Verilen görev -
Aşağıdaki mahkeme kararına göre 09/05/2016 tarihinde ne kadar ödeme yapılmıştır?

Metin alıntısı -
Emsal Mahkeme Kararı Adana 2. Asliye Ticaret Mahkemesi 2018/300 E. 2021/950 K. 28.10.2021 T.

Görüntülediğiniz mahkeme kararı kesinleşmiş bir karardır.

T.C. ADANA 2. ASLİYE TİCARET MAHKEMESİ Esas-Karar No: 2018/300 Esas – 2021/950
T.C.
ADANA
2. ASLİYE TİCARET MAHKEMESİ TÜRK MİLLETİ ADINA
GEREKÇELİ KARAR
ESAS NO : 2018/300 Esas
KARAR NO : 2021/950

HAKİM : …
KATİP : …

ASIL VE BİRLEŞEN
DOSYADA DAVACI : ….

VEKİLİ : Av. … – …
ASIL VE BİRLEŞEN
DOSYADA DAVALILAR : 1- ….LTD.ŞTİ. – …
VEKİLİ : Av. … – …
: 2- ….LTD.ŞTİ – …
VEKİLİ : Av. … – …
: 3- ….LTD.ŞTİ. – …
VEKİLİ : Av. … – …
: 4- ….SAN.VE.TİC.LTD.ŞTİ – …
5- … LTD. ŞTİ. – …
6- ….TİC.LTD.ŞTİ – …
DAVA : Tazminat (Rücuen Tazminat)
DAVA TARİHİ : 24/02/2017
KARAR TARİHİ : 28/10/2021
GEREKÇELİ KARARIN
YAZILDIĞI TARİH : …
Mahkememizde görülmekte olan Tazminat (Rücuen Tazminat) davasının yapılan açık yargılaması sonunda,
GEREĞİ DÜŞÜNÜLDÜ:
DAVA : Davacı vekili dava dilekçesinde özetle; davalı şirketlerin aldıkları ihale sonucu davacı idare ile imzalanan sözleşmeler gereğince hizmet işlerinin yürütüldüğünü, davalı şirketlere bağlı olarak çalışan işçilerden …’nın 01/09/2014 tarihinde iş sözleşmesinin sona erdirildiğini, dava dışı …’nın davalı şirketlere ve müvekkili …’ne karşı kıdem tazminatı, ihbar tazminatı, yıllık izin ücreti, fazla çalışma, ulusal bayram ve genel tatil ücreti, ücret alacağı talebi ile ilgili Adana 7. İş Mahkemesinin 2014/… Esas sayılı dosyasından alacak davası açtığını, yapılan yargılama sonucunda mahkemenin 25/03/2016 tarih ve 2016/… kararı ile davanın kısmen kabulüne karar verildiği, verilen kararın davacı tarafından Adana 3. İcra Müdürlüğünün 2016/… Esas sayılı dosyası ile icra takibine konulduğunu, … için 09/05/2016 tarihinde 30.921,75 TL ödeme yapıldığından bahisle 30.921,75 TL’nin ödeme tarihinden itibaren işleyecek yasal faizi ile birlikte davalılardan tahsilini talep ve dava etmiştir.

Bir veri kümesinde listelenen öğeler
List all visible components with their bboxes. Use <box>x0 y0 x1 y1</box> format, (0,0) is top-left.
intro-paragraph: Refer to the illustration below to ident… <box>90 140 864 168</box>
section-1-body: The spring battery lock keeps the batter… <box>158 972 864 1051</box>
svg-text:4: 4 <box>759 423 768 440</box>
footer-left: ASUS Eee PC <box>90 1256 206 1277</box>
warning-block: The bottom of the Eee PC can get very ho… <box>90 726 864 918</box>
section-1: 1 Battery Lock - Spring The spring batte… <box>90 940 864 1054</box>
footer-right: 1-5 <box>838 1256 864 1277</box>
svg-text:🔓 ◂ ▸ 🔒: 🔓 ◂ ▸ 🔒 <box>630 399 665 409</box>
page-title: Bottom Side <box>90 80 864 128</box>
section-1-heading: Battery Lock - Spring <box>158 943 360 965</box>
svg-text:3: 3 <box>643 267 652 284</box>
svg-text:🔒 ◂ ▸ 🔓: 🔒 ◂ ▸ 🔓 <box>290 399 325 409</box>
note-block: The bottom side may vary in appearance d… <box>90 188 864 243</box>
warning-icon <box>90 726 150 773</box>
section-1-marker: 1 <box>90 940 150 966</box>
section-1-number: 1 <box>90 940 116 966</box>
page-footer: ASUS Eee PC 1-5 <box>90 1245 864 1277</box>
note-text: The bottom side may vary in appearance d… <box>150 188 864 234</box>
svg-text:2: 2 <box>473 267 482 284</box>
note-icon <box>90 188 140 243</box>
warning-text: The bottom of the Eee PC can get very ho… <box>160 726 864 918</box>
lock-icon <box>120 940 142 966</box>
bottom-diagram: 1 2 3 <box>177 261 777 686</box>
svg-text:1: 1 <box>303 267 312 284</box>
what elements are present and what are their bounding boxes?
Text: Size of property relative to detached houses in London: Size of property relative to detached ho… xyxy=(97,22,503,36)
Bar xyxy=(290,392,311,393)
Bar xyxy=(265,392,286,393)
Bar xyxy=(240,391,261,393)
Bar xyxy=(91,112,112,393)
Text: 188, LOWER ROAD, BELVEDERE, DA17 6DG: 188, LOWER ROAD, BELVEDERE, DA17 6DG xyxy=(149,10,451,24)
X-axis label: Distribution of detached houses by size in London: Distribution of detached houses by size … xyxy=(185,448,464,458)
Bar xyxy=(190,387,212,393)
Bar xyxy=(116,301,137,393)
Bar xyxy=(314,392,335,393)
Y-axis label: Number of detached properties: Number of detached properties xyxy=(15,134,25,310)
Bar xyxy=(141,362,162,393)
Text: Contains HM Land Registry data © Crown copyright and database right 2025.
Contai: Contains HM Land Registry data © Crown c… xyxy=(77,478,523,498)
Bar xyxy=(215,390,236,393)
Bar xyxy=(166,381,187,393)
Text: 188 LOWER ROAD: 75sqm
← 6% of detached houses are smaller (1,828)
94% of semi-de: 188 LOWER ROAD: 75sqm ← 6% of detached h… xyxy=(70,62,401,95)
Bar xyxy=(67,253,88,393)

Görev sonucu -
30.921,75 TL